▶ _SOURCE TEXT_
Yes, I know that I could simply check the answer in Appendix A, since "Concrete Mathematics" gives answers to practically every exercise. But here's why I don't want to do this: I don't know how far my own attempt is from the correct answer. So, I would like someone to check if my attempt makes sense and give hints if there is something wrong or incomplete. If I checked the official solution right away, and it was very far from what I did, I would possibly end up missing the opportunity to find the correct answer (and I would also be unsure on whether my own attempt is also valid).

2. Find the shortest sequence of moves that transfers a tower of n disks from the left peg A to the right peg B, if direct moves between A and B are disallowed. (Each move must be or to or from the middle peg. As usual, a larger disk must never appear above a smaller one.)

Note: I have no doubt in this particular exercise, but I included it because the exercise in which I have doubt depends on this one. I'm including the full detailed solution just for the sake of showing my work.

First, the simplest case: if there are 0 disks, we need $T_0 = 0$ moves. For $T_n$, we need to move the largest disk to peg B. For this, first we have to move the upper $n - 1$ disks to peg B, which requires $T_{n-1}$ moves. Then, we move the largest disk to the middle peg (1 move). Then, we can move the $n - 1$ disks back into peg A ($T_{n-1}$ more moves). Then, we move the largest disk to peg B (one more move). Finally, we can move the $n-1$ disks to peg B ($T_{n-1}$ more moves).

▶ _PROVIDED MATERIAL_
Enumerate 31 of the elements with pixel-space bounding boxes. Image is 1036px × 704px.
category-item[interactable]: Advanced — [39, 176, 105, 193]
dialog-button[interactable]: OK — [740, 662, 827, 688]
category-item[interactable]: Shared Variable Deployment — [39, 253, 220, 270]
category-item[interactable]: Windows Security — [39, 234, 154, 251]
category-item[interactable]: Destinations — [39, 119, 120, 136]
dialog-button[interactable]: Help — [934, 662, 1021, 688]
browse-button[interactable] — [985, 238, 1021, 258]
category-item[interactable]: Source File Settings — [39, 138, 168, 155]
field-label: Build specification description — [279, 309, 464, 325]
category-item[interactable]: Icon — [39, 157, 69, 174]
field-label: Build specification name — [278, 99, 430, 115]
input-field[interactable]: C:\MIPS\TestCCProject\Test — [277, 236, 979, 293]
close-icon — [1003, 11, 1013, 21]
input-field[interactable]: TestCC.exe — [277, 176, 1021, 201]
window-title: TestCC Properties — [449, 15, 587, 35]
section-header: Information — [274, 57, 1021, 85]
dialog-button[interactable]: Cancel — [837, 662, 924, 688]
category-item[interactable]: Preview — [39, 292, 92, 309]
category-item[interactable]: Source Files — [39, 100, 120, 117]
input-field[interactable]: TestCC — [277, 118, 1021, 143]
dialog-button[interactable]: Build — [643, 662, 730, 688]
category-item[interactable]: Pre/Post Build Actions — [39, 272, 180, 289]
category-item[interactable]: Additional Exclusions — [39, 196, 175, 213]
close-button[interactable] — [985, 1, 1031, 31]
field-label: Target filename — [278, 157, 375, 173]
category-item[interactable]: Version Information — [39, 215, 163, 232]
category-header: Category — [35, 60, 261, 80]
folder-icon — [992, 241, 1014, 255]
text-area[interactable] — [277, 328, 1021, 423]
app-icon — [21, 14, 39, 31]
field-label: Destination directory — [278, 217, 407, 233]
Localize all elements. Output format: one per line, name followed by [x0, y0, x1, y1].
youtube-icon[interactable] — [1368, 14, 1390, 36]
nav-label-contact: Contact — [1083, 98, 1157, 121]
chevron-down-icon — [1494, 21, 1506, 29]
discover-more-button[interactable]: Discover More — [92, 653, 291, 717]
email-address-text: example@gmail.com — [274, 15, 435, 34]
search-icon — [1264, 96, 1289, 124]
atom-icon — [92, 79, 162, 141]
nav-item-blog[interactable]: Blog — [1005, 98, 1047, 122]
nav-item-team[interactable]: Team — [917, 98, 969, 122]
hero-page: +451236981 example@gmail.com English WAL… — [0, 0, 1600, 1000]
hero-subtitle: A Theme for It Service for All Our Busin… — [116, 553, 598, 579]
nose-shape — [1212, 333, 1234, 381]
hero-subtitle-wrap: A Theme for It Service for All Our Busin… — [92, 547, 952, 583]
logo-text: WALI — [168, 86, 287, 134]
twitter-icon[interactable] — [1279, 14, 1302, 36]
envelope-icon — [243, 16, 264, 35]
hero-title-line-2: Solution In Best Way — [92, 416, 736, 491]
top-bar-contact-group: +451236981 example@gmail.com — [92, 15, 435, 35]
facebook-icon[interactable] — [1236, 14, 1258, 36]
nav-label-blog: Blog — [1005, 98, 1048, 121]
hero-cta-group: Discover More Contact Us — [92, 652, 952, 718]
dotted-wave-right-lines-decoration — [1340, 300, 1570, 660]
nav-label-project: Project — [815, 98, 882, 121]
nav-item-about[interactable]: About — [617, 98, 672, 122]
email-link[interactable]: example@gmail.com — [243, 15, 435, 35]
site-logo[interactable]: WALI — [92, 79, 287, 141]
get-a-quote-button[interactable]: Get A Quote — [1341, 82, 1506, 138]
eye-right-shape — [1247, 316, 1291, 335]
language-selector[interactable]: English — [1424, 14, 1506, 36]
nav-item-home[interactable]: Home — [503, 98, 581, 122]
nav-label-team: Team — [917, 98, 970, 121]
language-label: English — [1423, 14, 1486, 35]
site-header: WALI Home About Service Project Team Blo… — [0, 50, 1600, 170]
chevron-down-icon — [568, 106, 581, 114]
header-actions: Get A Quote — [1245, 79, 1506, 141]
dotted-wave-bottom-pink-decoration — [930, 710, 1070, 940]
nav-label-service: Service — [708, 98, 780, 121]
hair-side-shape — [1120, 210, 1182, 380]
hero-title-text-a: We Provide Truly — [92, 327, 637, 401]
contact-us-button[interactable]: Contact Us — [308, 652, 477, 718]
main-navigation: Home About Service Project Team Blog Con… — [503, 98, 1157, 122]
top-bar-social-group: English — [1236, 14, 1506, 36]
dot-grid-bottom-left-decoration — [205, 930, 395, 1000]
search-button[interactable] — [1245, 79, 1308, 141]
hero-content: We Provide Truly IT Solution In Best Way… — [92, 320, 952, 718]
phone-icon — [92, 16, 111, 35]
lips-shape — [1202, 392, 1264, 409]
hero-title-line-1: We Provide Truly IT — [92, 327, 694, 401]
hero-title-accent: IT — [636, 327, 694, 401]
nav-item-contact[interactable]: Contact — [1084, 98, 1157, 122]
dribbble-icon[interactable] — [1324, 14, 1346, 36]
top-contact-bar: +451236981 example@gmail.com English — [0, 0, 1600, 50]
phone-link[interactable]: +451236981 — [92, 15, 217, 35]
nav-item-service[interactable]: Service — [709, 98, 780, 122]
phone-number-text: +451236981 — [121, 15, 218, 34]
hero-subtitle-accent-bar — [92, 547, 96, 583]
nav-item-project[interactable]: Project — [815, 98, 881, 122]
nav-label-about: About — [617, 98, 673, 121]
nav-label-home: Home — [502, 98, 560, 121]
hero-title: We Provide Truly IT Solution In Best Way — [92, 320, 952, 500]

▶ _THE REQUEST_
Pick up the Tower of Hanoi exercise post right after its last sentence and keep writing it. The lines here come from a separate source.

▶ _ANSWER TO THE TASK_
So, we get the following recurrence relation:

$T_0=0$

$\\ T_n = 3T_{n-1}+2 \ \ \ \ \text{for } n\geq1$

So, we have that $T_0 = 0$, $T_1 = 3T_0 + 2 = 2$, $T_2 = 3T_1 + 2 = 8$, $T_3 = 3T_2 + 2 = 26$, etc. Working with these numerical examples, we can eventually see that $T_n = 3^n - 1$. This can be proven by induction; for the base case: $T_0 = 3^0 - 1 = 0$. For the inductive step, assume that it is true that $T_{k} = 3^k - 1$ for some k; given this, we want to show that $T_{k+1} = 3^{k+1} - 1$. This is true, because: $T_{k+1} = 3T_{k} + 2 = 3(3^{k} - 1) + 2 = 3^{k+1} - 3 + 2 = 3^{k+1} - 1$.

3. (This is the exercise that I want someone to verify.) Show that, in the process of transferring a tower under the restrictions of the preceding exercise, we will actually encounter every properly stacked arrangement of n disks on three pegs.

I manually tested some basic cases ($n = 1$, $n = 2$) by using the recurrence relation of the previous exercise, and concluded that the steps necessary to move the n disks from peg A to peg B really generate all the arrangements, and every possible configuration of the n disks in the 3 pegs arises, including the initial configuration (that is, when all disks are on peg A).

Now, I will try to explain why this recurrence relation gives all the arrangements of n disks. My explanation may not be very clear, and it may be confusing.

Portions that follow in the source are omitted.